## YOUR TASK
Keep only those lines of the records that include the string "听下面一段对话".

(Collected data)
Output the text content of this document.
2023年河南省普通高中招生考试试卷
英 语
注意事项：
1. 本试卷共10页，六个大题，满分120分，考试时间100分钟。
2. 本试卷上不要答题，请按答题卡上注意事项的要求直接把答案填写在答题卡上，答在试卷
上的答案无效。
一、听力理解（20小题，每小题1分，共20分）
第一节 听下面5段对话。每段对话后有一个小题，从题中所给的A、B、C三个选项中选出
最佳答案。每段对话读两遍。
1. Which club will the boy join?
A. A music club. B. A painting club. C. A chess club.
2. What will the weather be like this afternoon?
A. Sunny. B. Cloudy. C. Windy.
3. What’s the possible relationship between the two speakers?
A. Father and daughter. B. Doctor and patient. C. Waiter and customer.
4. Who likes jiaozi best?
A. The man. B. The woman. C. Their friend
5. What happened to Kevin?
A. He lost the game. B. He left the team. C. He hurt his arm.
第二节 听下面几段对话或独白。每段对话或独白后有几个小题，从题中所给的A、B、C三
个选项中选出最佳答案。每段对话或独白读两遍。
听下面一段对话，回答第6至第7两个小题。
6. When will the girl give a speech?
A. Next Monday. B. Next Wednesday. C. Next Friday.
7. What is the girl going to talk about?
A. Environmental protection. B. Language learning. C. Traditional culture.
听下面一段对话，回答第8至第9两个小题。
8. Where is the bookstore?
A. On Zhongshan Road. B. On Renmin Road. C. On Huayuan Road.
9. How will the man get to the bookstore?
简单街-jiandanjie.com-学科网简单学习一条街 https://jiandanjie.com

## ANSWER TO THE PROBLEM
听下面一段对话，回答第6至第7两个小题。
听下面一段对话，回答第8至第9两个小题。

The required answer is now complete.